Exercise brief. Exclude the pictures and return every line exactly as written.

start Data rows

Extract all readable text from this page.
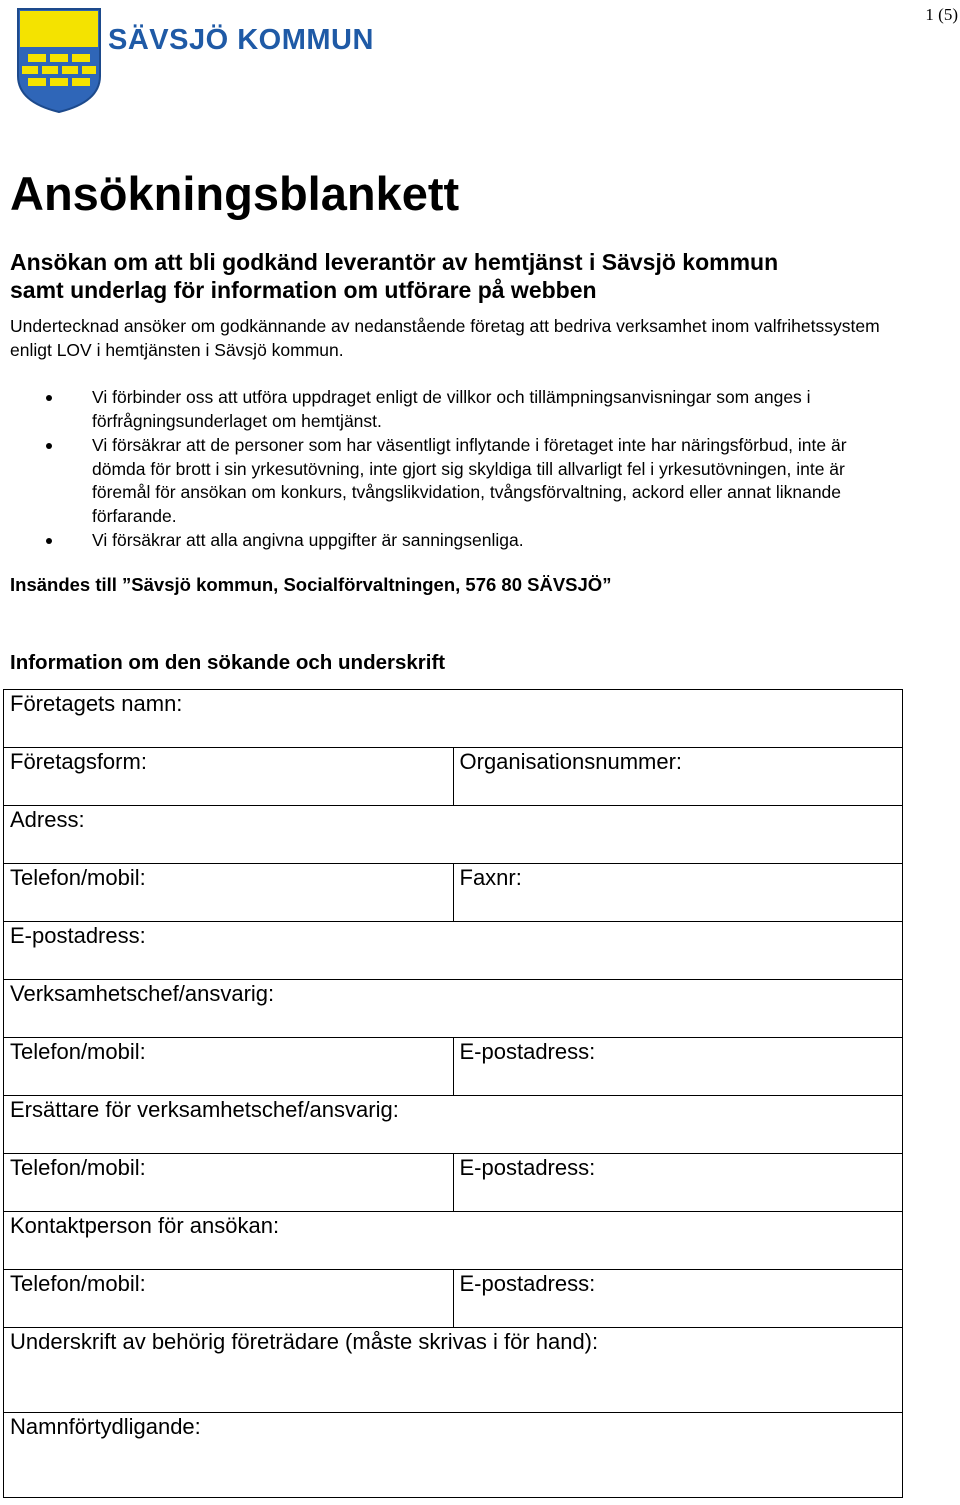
1 (5)
SÄVSJÖ KOMMUN
Ansökningsblankett
Ansökan om att bli godkänd leverantör av hemtjänst i Sävsjö kommun
samt underlag för information om utförare på webben

Undertecknad ansöker om godkännande av nedanstående företag att bedriva verksamhet inom valfrihetssystem enligt LOV i hemtjänsten i Sävsjö kommun.

Vi förbinder oss att utföra uppdraget enligt de villkor och tillämpningsanvisningar som anges i förfrågningsunderlaget om hemtjänst.
Vi försäkrar att de personer som har väsentligt inflytande i företaget inte har näringsförbud, inte är dömda för brott i sin yrkesutövning, inte gjort sig skyldiga till allvarligt fel i yrkesutövningen, inte är föremål för ansökan om konkurs, tvångslikvidation, tvångsförvaltning, ackord eller annat liknande förfarande.
Vi försäkrar att alla angivna uppgifter är sanningsenliga.

Insändes till ”Sävsjö kommun, Socialförvaltningen, 576 80 SÄVSJÖ”

Information om den sökande och underskrift
Företagets namn:	
Företagsform:	Organisationsnummer:
Adress:	
Telefon/mobil:	Faxnr:
E-postadress:	
Verksamhetschef/ansvarig:	
Telefon/mobil:	E-postadress:
Ersättare för verksamhetschef/ansvarig:	
Telefon/mobil:	E-postadress:
Kontaktperson för ansökan:	
Telefon/mobil:	E-postadress:
Underskrift av behörig företrädare (måste skrivas i för hand):	
Namnförtydligande:	
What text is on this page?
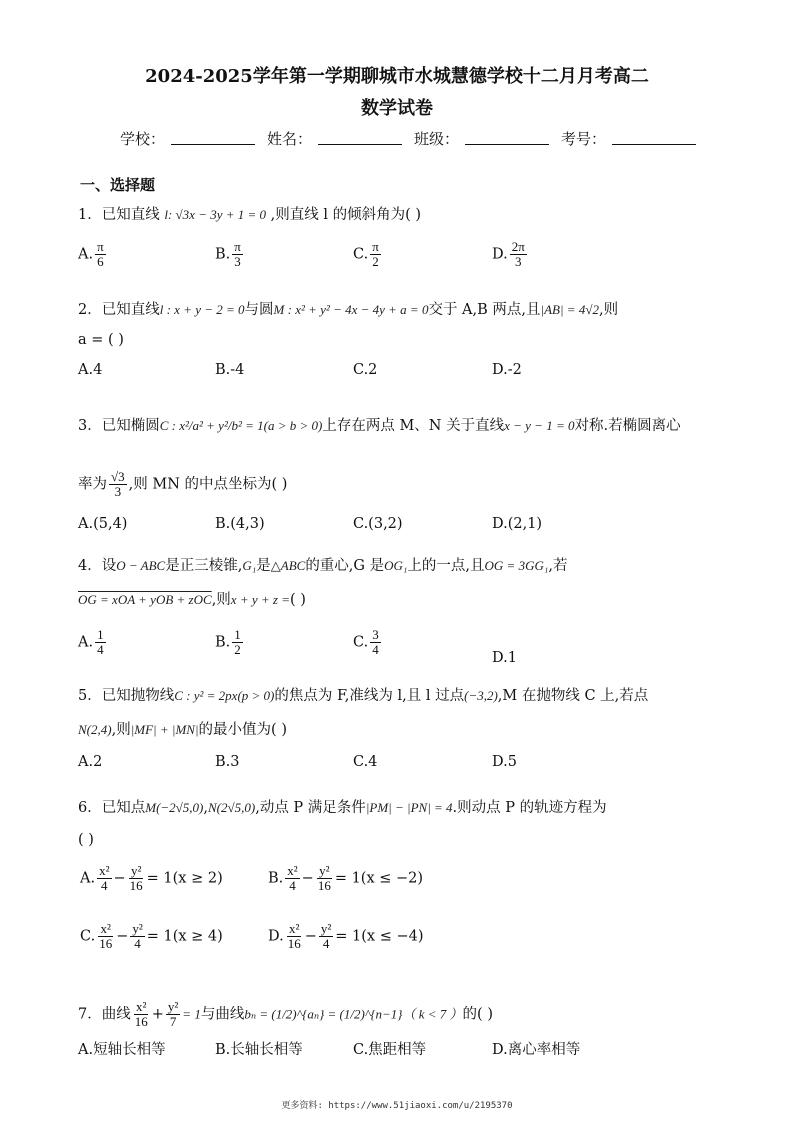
2024-2025学年第一学期聊城市水城慧德学校十二月月考高二
数学试卷
学校：	姓名：	班级：	考号：
一、选择题
1．已知直线 l: √3x − 3y + 1 = 0 ,则直线 l 的倾斜角为( )
A. $\frac{\pi}{6}$	B. $\frac{\pi}{3}$	C. $\frac{\pi}{2}$	D. $\frac{2\pi}{3}$
2．已知直线l : x + y − 2 = 0与圆M : x² + y² − 4x − 4y + a = 0交于 A,B 两点,且|AB| = 4√2,则
a = ( )
A.4	B.-4	C.2	D.-2
3．已知椭圆C : x²/a² + y²/b² = 1(a > b > 0)上存在两点 M、N 关于直线x − y − 1 = 0对称.若椭圆离心
率为 $\frac{√3}{3}$ ,则 MN 的中点坐标为( )
A.(5,4)	B.(4,3)	C.(3,2)	D.(2,1)
4．设O − ABC是正三棱锥,G₁是△ABC的重心,G 是OG₁上的一点,且OG = 3GG₁,若
OG = xOA + yOB + zOC,则x + y + z =( )
A. $\frac{1}{4}$	B. $\frac{1}{2}$	C. $\frac{3}{4}$
D.1
5．已知抛物线C : y² = 2px(p > 0)的焦点为 F,准线为 l,且 l 过点(−3,2),M 在抛物线 C 上,若点
N(2,4),则|MF| + |MN|的最小值为( )
A.2	B.3	C.4	D.5
6．已知点M(−2√5,0),N(2√5,0),动点 P 满足条件|PM| − |PN| = 4.则动点 P 的轨迹方程为
( )
A. $\frac{\text{x²}}{4} - \frac{\text{y²}}{16} = 1(x \ge 2)$	B. $\frac{\text{x²}}{4} - \frac{\text{y²}}{16} = 1(x \le -2)$
C. $\frac{\text{x²}}{16} - \frac{\text{y²}}{4} = 1(x \ge 4)$	D. $\frac{\text{x²}}{16} - \frac{\text{y²}}{4} = 1(x \le -4)$
7．曲线 $\frac{\text{x²}}{16} + \frac{\text{y²}}{7} = 1$与曲线bₙ = (1/2)^{aₙ} = (1/2)^{n−1}（ k < 7 ）的( )
A.短轴长相等	B.长轴长相等	C.焦距相等	D.离心率相等
更多资料: https://www.51jiaoxi.com/u/2195370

end Data rows

Written answer.
Extract all readable text from this page.
1 (5)
SÄVSJÖ KOMMUN
Ansökningsblankett
Ansökan om att bli godkänd leverantör av hemtjänst i Sävsjö kommun
samt underlag för information om utförare på webben

Undertecknad ansöker om godkännande av nedanstående företag att bedriva verksamhet inom valfrihetssystem enligt LOV i hemtjänsten i Sävsjö kommun.

Vi förbinder oss att utföra uppdraget enligt de villkor och tillämpningsanvisningar som anges i förfrågningsunderlaget om hemtjänst.
Vi försäkrar att de personer som har väsentligt inflytande i företaget inte har näringsförbud, inte är dömda för brott i sin yrkesutövning, inte gjort sig skyldiga till allvarligt fel i yrkesutövningen, inte är föremål för ansökan om konkurs, tvångslikvidation, tvångsförvaltning, ackord eller annat liknande förfarande.
Vi försäkrar att alla angivna uppgifter är sanningsenliga.

Insändes till ”Sävsjö kommun, Socialförvaltningen, 576 80 SÄVSJÖ”

Information om den sökande och underskrift
Företagets namn:	
Företagsform:	Organisationsnummer:
Adress:	
Telefon/mobil:	Faxnr:
E-postadress:	
Verksamhetschef/ansvarig:	
Telefon/mobil:	E-postadress:
Ersättare för verksamhetschef/ansvarig:	
Telefon/mobil:	E-postadress:
Kontaktperson för ansökan:	
Telefon/mobil:	E-postadress:
Underskrift av behörig företrädare (måste skrivas i för hand):	
Namnförtydligande:	
What text is on this page?
2024-2025学年第一学期聊城市水城慧德学校十二月月考高二
数学试卷
学校：	姓名：	班级：	考号：
一、选择题
1．已知直线 l: √3x − 3y + 1 = 0 ,则直线 l 的倾斜角为( )
A. $\frac{\pi}{6}$	B. $\frac{\pi}{3}$	C. $\frac{\pi}{2}$	D. $\frac{2\pi}{3}$
2．已知直线l : x + y − 2 = 0与圆M : x² + y² − 4x − 4y + a = 0交于 A,B 两点,且|AB| = 4√2,则
a = ( )
A.4	B.-4	C.2	D.-2
3．已知椭圆C : x²/a² + y²/b² = 1(a > b > 0)上存在两点 M、N 关于直线x − y − 1 = 0对称.若椭圆离心
率为 $\frac{√3}{3}$ ,则 MN 的中点坐标为( )
A.(5,4)	B.(4,3)	C.(3,2)	D.(2,1)
4．设O − ABC是正三棱锥,G₁是△ABC的重心,G 是OG₁上的一点,且OG = 3GG₁,若
OG = xOA + yOB + zOC,则x + y + z =( )
A. $\frac{1}{4}$	B. $\frac{1}{2}$	C. $\frac{3}{4}$
D.1
5．已知抛物线C : y² = 2px(p > 0)的焦点为 F,准线为 l,且 l 过点(−3,2),M 在抛物线 C 上,若点
N(2,4),则|MF| + |MN|的最小值为( )
A.2	B.3	C.4	D.5
6．已知点M(−2√5,0),N(2√5,0),动点 P 满足条件|PM| − |PN| = 4.则动点 P 的轨迹方程为
( )
A. $\frac{\text{x²}}{4} - \frac{\text{y²}}{16} = 1(x \ge 2)$	B. $\frac{\text{x²}}{4} - \frac{\text{y²}}{16} = 1(x \le -2)$
C. $\frac{\text{x²}}{16} - \frac{\text{y²}}{4} = 1(x \ge 4)$	D. $\frac{\text{x²}}{16} - \frac{\text{y²}}{4} = 1(x \le -4)$
7．曲线 $\frac{\text{x²}}{16} + \frac{\text{y²}}{7} = 1$与曲线bₙ = (1/2)^{aₙ} = (1/2)^{n−1}（ k < 7 ）的( )
A.短轴长相等	B.长轴长相等	C.焦距相等	D.离心率相等
更多资料: https://www.51jiaoxi.com/u/2195370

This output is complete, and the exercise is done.